_WORKING DATA_
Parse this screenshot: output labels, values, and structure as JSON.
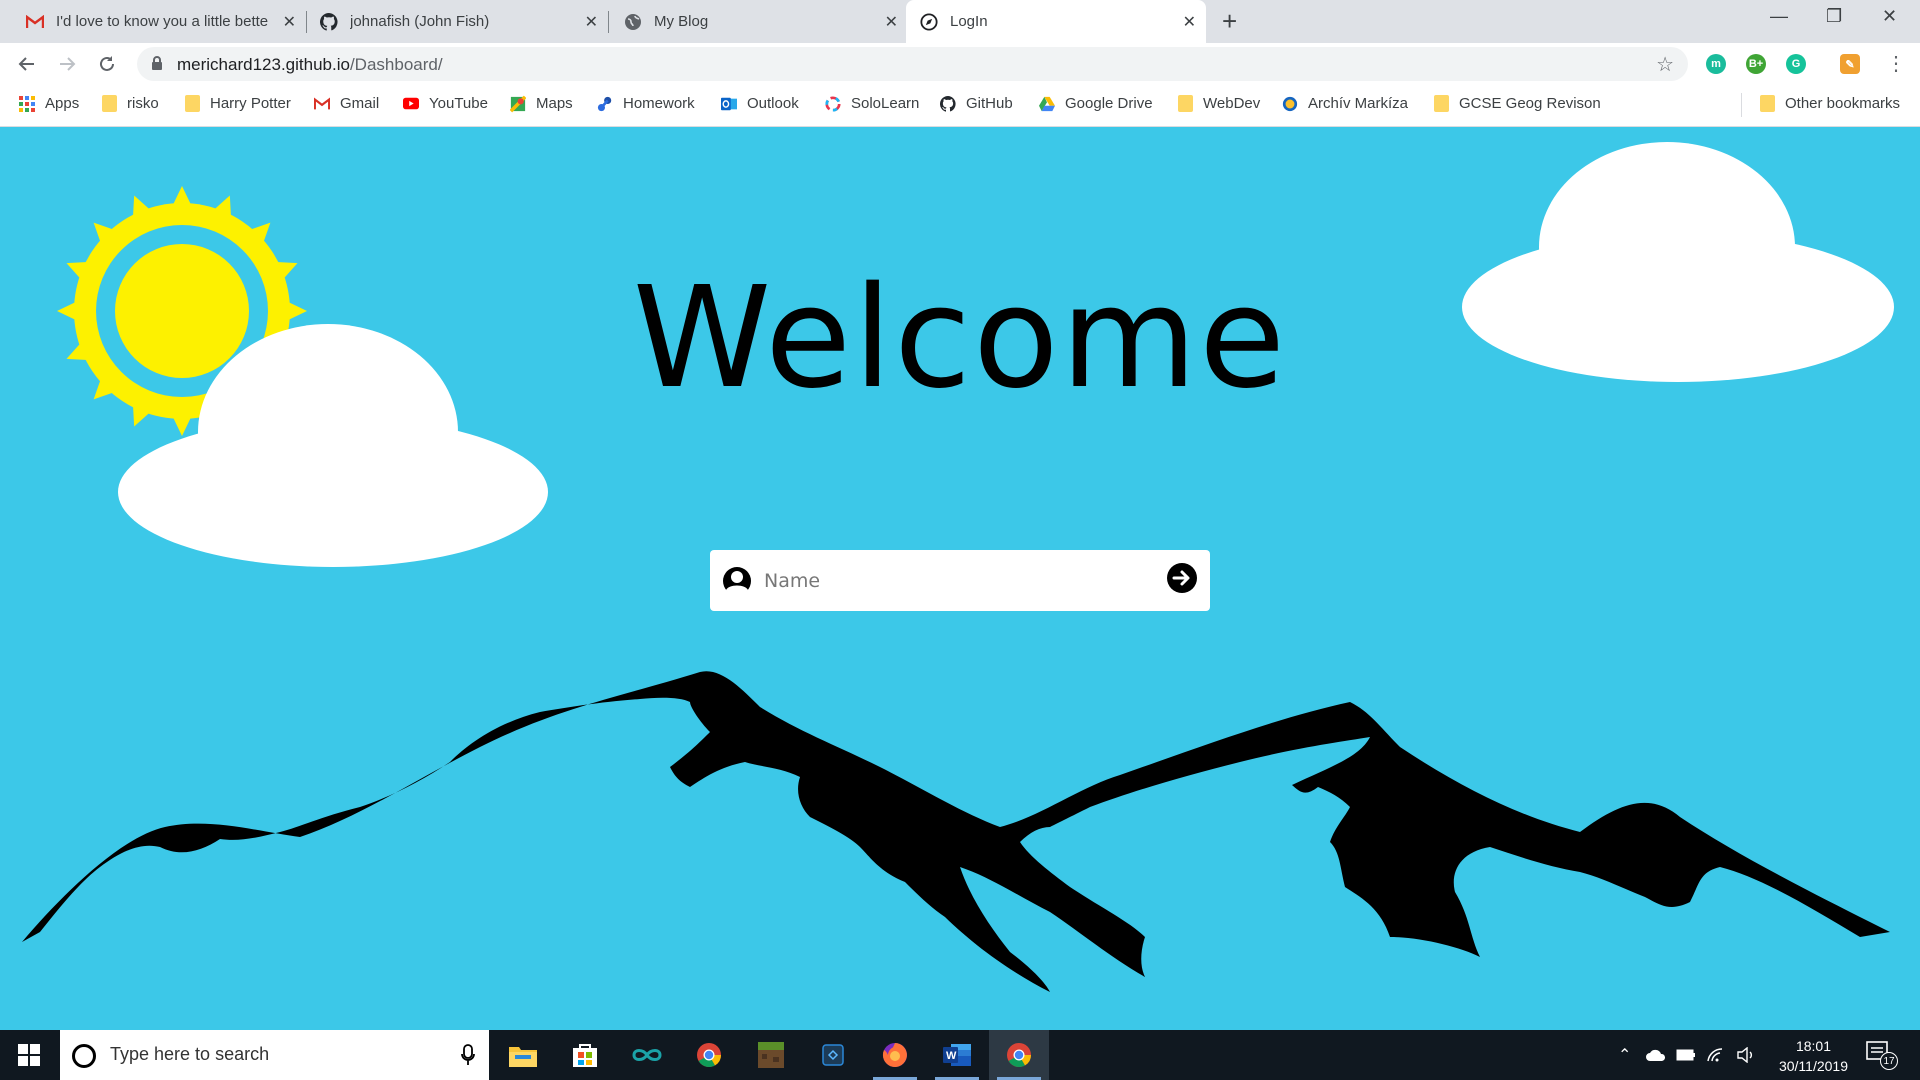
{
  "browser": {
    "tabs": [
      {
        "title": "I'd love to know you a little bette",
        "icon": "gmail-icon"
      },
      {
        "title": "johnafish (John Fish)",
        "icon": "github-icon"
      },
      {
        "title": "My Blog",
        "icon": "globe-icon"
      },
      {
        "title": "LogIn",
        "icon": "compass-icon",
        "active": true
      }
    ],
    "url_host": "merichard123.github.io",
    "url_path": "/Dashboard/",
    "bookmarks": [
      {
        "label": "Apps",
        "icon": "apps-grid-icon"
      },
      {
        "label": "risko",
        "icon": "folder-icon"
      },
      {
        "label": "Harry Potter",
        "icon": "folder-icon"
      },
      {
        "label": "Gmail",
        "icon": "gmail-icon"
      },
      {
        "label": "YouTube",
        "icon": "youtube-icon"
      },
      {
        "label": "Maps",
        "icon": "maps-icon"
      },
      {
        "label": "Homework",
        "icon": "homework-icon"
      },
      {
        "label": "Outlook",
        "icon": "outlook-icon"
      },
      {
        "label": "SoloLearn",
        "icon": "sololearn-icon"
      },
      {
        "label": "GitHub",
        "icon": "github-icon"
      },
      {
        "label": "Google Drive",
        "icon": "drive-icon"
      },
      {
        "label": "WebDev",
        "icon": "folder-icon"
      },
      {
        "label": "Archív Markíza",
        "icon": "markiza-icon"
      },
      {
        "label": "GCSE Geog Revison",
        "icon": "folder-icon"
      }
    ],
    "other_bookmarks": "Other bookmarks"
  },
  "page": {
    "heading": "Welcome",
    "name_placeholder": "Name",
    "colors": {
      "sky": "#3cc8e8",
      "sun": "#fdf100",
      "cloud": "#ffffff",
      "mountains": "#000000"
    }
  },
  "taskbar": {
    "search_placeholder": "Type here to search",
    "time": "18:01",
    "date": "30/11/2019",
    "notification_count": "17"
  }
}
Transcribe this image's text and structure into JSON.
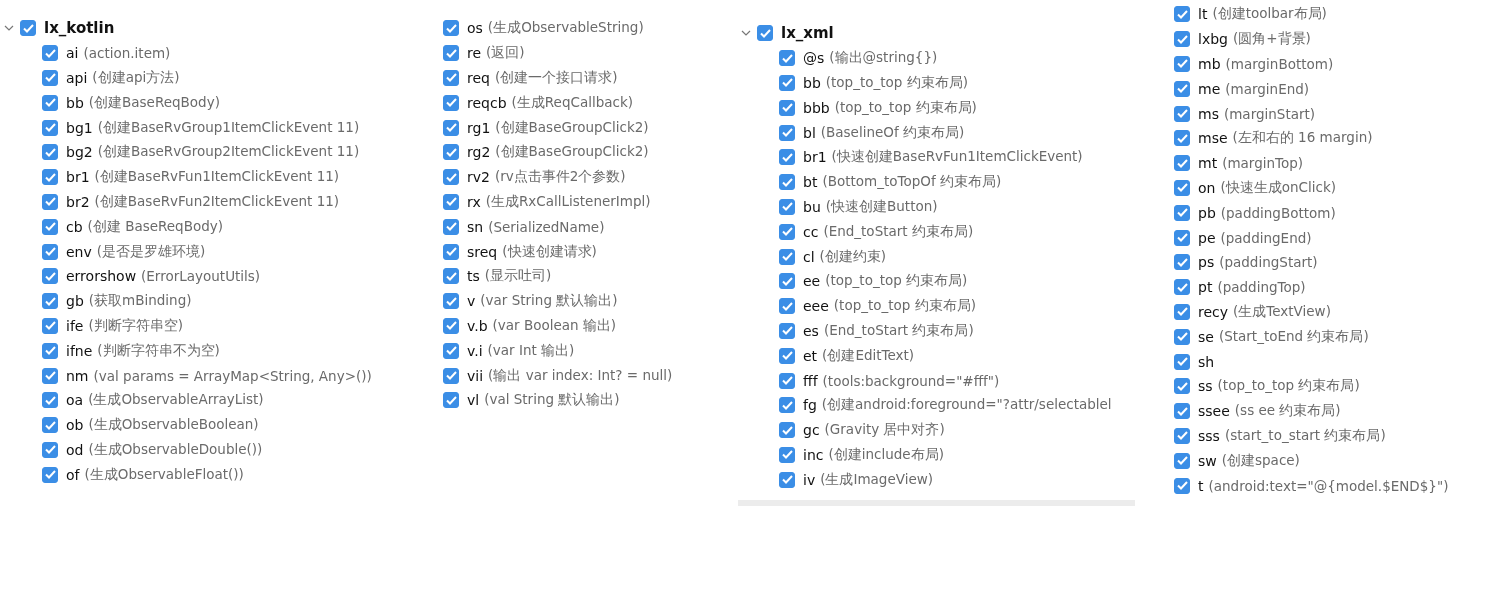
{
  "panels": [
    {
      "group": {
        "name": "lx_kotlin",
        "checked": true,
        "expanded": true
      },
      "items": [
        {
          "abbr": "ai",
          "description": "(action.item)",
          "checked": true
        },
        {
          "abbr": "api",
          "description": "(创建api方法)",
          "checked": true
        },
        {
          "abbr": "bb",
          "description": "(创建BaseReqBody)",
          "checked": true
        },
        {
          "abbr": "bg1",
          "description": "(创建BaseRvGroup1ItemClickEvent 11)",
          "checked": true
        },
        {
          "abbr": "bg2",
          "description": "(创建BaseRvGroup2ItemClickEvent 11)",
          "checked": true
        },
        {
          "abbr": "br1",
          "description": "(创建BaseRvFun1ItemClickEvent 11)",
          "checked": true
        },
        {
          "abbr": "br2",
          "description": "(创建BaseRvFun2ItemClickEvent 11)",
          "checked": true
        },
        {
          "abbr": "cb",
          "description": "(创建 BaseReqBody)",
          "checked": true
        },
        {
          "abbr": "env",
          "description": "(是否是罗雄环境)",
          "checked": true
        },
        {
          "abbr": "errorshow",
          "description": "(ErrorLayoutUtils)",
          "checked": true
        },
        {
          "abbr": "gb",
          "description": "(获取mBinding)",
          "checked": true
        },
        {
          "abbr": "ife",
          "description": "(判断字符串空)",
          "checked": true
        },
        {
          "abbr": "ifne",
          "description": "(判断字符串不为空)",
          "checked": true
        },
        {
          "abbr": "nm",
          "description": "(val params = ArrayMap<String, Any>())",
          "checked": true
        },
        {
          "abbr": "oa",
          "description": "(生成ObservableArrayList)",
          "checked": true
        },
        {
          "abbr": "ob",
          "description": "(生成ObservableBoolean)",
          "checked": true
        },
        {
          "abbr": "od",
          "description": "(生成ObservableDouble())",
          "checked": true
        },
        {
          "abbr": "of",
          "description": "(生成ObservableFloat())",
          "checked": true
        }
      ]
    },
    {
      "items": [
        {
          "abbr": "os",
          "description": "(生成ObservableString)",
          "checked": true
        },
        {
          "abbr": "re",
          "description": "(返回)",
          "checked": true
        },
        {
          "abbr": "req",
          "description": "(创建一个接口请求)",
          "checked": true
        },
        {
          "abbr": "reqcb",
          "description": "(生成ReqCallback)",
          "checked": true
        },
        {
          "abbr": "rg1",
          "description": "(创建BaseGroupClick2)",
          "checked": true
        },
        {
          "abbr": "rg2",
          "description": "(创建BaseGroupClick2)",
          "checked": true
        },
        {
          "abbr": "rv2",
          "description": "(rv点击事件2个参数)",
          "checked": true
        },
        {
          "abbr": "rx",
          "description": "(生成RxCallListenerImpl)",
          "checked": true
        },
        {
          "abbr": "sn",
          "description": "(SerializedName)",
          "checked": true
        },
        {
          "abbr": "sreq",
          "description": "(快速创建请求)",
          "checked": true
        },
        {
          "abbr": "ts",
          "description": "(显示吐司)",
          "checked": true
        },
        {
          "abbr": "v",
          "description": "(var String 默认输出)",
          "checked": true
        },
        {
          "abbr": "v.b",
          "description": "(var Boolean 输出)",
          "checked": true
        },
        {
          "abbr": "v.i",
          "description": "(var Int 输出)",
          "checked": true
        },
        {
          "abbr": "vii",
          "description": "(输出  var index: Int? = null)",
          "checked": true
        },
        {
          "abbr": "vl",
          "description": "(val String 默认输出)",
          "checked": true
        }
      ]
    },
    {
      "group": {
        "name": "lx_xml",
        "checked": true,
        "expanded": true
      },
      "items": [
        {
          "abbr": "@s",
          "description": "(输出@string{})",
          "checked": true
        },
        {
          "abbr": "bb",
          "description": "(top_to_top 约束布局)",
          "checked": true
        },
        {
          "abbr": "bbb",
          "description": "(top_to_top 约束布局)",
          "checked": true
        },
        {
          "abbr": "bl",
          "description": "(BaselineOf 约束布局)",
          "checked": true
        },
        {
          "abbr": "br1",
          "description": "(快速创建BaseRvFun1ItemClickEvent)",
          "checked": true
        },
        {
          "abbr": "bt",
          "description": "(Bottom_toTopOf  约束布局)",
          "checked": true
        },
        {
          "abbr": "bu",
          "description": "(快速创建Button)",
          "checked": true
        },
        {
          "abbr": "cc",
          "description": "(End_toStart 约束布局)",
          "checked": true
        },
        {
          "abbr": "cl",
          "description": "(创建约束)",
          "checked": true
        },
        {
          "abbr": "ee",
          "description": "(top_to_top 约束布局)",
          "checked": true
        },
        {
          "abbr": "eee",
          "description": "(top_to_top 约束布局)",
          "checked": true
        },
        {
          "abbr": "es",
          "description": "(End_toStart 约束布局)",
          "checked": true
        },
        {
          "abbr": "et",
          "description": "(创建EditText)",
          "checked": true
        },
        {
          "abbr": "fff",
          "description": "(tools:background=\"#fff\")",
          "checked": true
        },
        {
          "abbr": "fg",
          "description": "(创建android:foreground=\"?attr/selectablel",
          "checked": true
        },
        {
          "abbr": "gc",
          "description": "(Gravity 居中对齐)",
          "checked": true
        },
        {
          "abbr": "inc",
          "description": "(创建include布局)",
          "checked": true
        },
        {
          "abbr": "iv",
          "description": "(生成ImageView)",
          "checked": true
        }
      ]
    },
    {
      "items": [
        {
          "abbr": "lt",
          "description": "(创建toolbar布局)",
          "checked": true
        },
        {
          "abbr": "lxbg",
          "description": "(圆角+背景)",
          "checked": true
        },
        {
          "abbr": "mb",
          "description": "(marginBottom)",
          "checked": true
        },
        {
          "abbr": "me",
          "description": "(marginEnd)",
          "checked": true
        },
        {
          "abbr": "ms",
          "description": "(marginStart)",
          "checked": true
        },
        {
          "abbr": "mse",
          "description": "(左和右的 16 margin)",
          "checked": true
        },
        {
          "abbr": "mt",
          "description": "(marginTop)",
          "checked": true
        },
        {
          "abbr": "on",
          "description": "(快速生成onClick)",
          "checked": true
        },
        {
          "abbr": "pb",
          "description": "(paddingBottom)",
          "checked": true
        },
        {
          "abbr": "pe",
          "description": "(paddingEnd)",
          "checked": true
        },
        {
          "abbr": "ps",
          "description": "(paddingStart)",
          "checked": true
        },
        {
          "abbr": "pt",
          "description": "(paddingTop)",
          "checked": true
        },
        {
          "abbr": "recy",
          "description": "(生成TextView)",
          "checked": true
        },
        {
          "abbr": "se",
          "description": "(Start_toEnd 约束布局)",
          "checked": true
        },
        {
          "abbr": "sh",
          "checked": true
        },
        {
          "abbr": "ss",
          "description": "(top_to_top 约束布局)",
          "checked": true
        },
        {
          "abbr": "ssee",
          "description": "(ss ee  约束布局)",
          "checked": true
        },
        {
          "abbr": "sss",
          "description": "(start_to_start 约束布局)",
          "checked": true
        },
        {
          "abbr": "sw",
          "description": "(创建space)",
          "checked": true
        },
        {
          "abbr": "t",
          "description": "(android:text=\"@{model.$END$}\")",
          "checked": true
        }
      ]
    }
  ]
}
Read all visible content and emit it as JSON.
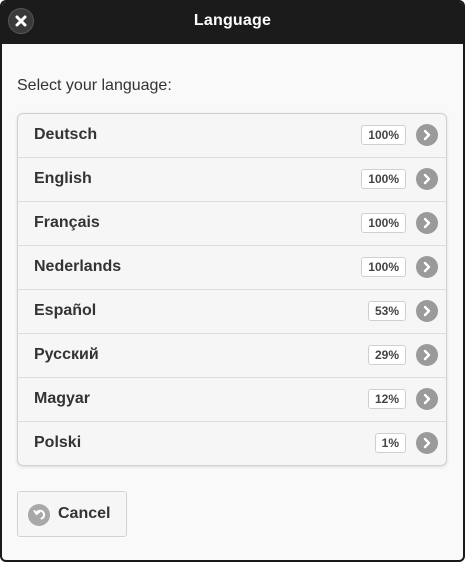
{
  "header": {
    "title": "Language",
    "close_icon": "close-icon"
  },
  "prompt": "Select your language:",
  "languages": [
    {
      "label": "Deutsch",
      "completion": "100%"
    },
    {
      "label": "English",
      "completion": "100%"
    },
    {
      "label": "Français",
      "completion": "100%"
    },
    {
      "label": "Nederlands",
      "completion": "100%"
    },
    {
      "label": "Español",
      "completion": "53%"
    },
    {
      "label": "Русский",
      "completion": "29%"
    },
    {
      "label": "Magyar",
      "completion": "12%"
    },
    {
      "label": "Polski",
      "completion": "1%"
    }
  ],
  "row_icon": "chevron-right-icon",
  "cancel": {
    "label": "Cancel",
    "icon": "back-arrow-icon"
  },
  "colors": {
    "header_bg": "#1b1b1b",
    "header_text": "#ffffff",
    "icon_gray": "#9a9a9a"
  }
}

_WHAT TO WORK ON_
In the entries above, count each line holding "JSON" and report the total and nothing more.

_RESPONSE TO THIS TASK_
3